YOUR INSTRUCTIONS: Check each line of the records below and collect those holding "Объекту".

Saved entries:
--- start ---
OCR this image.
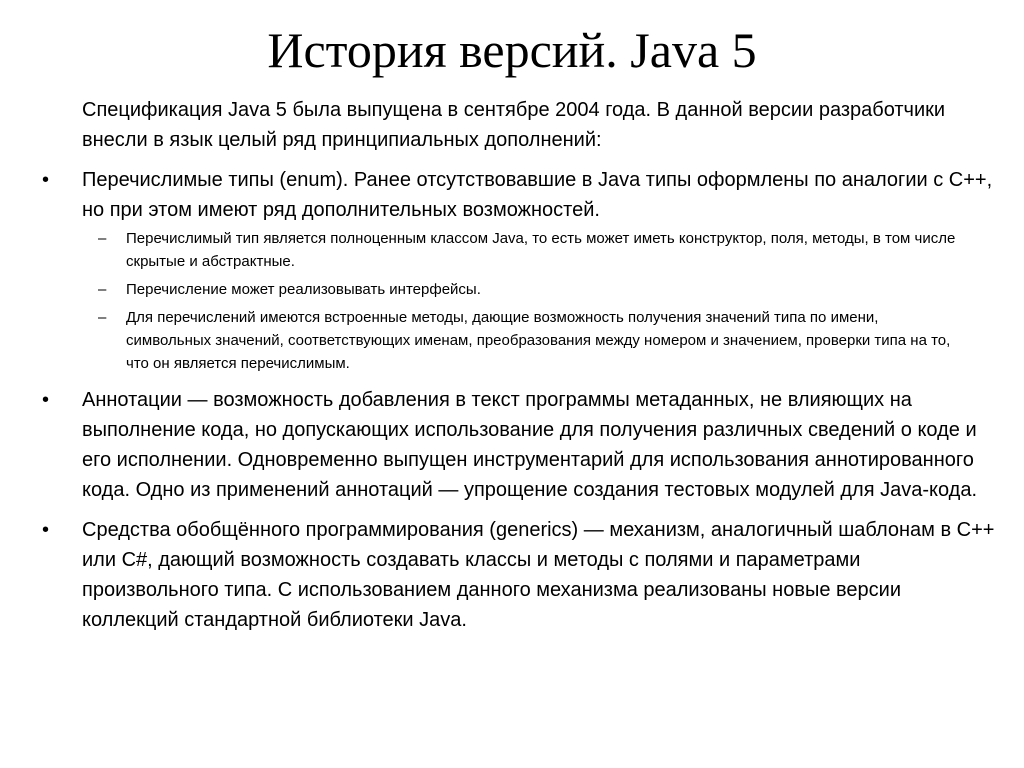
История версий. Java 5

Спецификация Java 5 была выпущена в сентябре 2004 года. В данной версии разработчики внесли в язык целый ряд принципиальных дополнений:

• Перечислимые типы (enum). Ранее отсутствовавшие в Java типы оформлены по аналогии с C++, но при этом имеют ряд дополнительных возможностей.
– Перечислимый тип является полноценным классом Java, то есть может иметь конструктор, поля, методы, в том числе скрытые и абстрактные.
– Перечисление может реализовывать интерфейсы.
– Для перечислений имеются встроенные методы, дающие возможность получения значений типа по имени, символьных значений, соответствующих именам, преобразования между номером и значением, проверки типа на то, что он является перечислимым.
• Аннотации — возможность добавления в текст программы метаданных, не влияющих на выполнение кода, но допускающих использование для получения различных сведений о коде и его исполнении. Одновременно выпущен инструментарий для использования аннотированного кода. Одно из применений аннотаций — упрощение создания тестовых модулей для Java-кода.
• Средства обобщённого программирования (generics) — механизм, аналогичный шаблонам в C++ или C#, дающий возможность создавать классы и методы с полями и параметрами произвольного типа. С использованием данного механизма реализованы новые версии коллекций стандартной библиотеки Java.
--- end ---
--- start ---
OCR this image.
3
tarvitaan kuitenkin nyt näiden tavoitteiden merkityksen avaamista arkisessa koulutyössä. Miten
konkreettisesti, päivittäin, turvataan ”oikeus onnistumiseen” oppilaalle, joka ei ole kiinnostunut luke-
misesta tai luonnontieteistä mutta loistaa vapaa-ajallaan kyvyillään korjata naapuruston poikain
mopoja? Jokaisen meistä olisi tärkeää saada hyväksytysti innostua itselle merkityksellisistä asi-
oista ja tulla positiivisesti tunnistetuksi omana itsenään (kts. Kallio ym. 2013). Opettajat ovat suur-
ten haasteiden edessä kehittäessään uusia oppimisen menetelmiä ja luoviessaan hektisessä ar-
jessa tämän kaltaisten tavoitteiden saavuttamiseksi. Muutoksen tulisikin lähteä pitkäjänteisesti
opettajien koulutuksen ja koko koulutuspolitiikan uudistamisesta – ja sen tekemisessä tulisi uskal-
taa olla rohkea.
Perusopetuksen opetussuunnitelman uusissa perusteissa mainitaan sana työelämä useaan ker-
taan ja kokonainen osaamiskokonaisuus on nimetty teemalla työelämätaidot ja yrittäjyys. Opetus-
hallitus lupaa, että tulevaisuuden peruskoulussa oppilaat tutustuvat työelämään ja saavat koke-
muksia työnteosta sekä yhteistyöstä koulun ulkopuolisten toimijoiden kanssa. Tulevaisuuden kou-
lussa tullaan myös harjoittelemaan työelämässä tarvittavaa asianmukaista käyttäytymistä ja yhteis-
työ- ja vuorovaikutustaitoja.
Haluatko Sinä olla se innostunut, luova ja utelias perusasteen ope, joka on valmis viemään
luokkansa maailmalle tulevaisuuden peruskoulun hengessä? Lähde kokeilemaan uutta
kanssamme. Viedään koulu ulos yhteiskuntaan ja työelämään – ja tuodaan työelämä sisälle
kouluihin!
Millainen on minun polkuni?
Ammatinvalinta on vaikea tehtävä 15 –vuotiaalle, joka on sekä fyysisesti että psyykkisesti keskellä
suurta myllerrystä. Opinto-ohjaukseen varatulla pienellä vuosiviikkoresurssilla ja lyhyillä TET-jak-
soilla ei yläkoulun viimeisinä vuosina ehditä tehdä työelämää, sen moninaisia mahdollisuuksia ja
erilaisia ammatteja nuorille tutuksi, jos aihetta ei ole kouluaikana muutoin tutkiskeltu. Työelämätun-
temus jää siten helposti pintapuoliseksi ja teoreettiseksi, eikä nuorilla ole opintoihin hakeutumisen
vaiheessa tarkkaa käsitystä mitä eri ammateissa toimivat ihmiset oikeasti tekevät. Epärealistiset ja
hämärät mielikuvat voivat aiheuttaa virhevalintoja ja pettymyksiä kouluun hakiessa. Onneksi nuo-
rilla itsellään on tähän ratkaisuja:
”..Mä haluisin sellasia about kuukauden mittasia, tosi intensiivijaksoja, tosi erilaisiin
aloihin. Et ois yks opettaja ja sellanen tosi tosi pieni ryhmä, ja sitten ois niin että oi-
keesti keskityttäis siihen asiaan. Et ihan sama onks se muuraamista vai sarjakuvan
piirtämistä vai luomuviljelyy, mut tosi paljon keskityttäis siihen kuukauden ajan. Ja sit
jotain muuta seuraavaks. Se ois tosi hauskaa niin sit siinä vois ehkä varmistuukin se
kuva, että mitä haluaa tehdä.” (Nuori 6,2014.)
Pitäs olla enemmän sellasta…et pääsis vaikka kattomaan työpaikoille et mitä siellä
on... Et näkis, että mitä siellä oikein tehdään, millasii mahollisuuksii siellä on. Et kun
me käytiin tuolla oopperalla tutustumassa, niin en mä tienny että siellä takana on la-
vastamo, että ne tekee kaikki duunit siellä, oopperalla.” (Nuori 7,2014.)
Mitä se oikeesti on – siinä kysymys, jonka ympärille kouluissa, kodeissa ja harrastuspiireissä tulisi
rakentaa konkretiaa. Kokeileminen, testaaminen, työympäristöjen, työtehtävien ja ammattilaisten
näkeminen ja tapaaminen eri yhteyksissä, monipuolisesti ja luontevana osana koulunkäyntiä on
--- end ---
--- start ---
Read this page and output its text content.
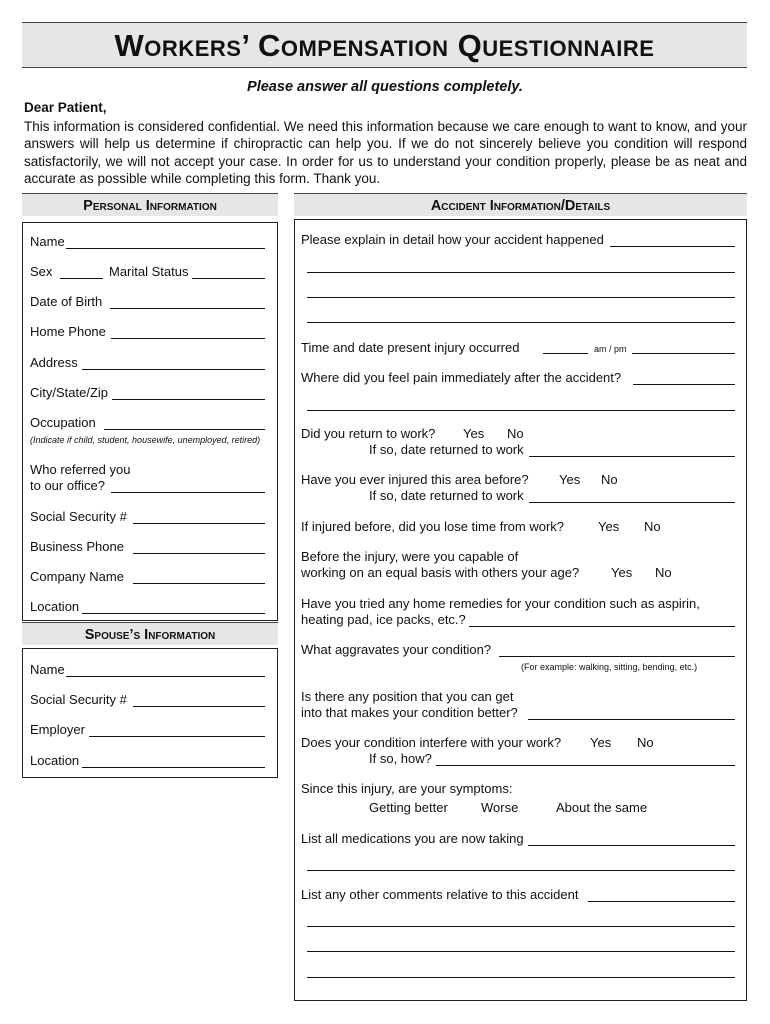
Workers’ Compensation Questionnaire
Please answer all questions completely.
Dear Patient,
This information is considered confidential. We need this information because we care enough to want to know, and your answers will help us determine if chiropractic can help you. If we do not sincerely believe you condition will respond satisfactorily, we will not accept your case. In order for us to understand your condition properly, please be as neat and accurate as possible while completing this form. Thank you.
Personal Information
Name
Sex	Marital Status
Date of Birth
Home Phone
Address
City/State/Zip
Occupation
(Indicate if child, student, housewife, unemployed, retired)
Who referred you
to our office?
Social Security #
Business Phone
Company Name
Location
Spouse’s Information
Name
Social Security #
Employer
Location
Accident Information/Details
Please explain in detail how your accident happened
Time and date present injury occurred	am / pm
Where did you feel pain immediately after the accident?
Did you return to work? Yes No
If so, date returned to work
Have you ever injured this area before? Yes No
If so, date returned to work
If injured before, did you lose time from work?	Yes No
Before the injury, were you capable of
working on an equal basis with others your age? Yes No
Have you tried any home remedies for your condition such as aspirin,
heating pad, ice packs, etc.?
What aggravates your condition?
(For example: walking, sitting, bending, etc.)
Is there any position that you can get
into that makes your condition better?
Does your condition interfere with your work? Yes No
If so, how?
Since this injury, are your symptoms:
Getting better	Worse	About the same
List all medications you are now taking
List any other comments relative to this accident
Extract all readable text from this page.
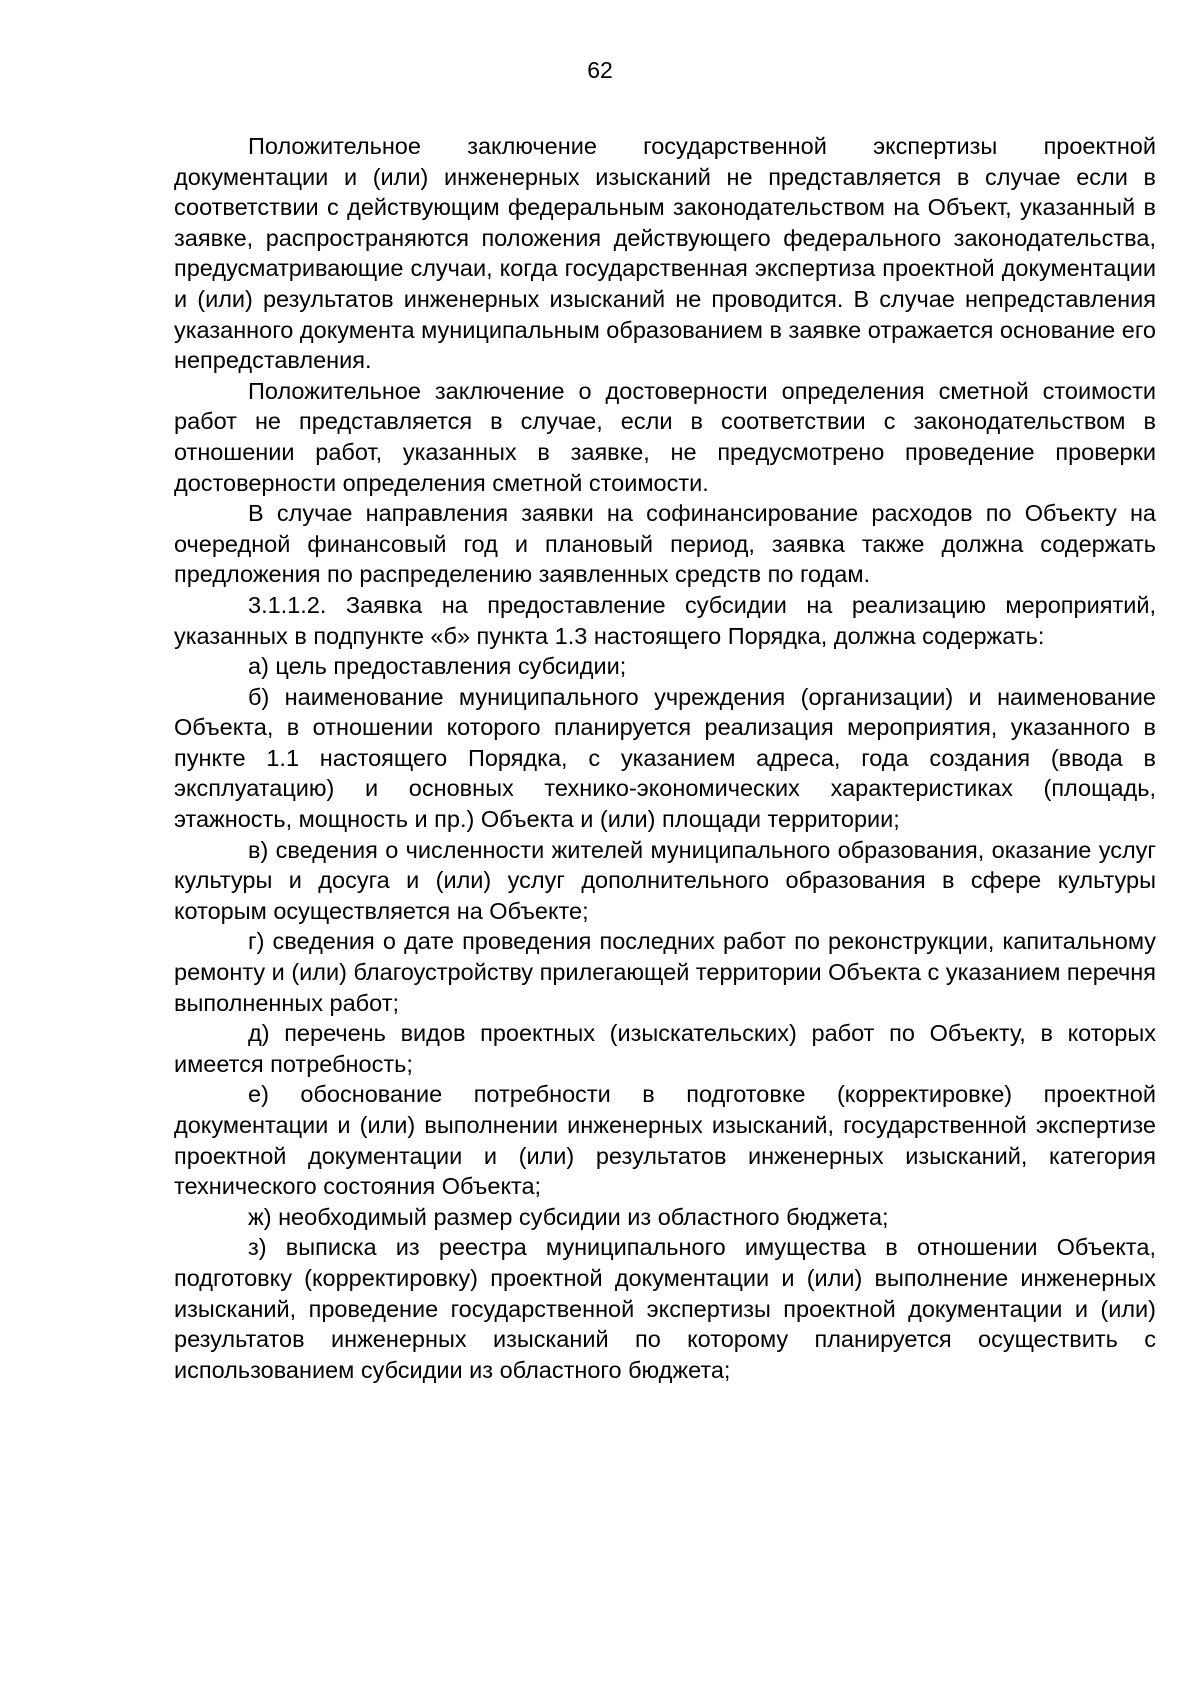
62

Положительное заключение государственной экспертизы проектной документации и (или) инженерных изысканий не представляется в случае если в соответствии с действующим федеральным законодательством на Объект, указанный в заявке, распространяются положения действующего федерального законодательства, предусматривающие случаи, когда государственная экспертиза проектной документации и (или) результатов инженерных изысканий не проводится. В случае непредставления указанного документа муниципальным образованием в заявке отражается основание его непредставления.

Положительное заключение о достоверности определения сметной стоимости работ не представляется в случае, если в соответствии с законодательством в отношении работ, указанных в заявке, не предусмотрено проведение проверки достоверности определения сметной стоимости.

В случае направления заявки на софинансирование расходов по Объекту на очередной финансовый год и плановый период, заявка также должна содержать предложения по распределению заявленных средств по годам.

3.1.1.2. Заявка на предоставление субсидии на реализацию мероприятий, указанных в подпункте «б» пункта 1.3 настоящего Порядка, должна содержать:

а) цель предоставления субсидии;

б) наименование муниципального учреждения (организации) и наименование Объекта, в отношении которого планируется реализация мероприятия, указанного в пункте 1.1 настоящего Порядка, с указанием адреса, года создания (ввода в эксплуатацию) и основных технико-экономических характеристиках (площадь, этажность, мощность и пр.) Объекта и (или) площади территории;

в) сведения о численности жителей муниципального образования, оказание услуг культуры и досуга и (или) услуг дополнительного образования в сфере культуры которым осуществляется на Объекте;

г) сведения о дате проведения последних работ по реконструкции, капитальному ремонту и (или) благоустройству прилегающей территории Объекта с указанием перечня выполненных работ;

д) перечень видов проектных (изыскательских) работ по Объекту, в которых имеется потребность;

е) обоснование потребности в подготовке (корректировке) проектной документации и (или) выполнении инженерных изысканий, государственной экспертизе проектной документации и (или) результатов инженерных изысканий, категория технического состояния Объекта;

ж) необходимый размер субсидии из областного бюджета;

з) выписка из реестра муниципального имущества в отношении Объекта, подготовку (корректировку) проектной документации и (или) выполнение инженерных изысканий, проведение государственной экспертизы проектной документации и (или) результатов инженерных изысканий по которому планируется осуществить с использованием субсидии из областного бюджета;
--- end ---
SOLUTION TO THE EXERCISE:
В случае направления заявки на софинансирование расходов по Объекту на очередной финансовый год и плановый период, заявка также должна содержать предложения по распределению заявленных средств по годам.
д) перечень видов проектных (изыскательских) работ по Объекту, в которых имеется потребность;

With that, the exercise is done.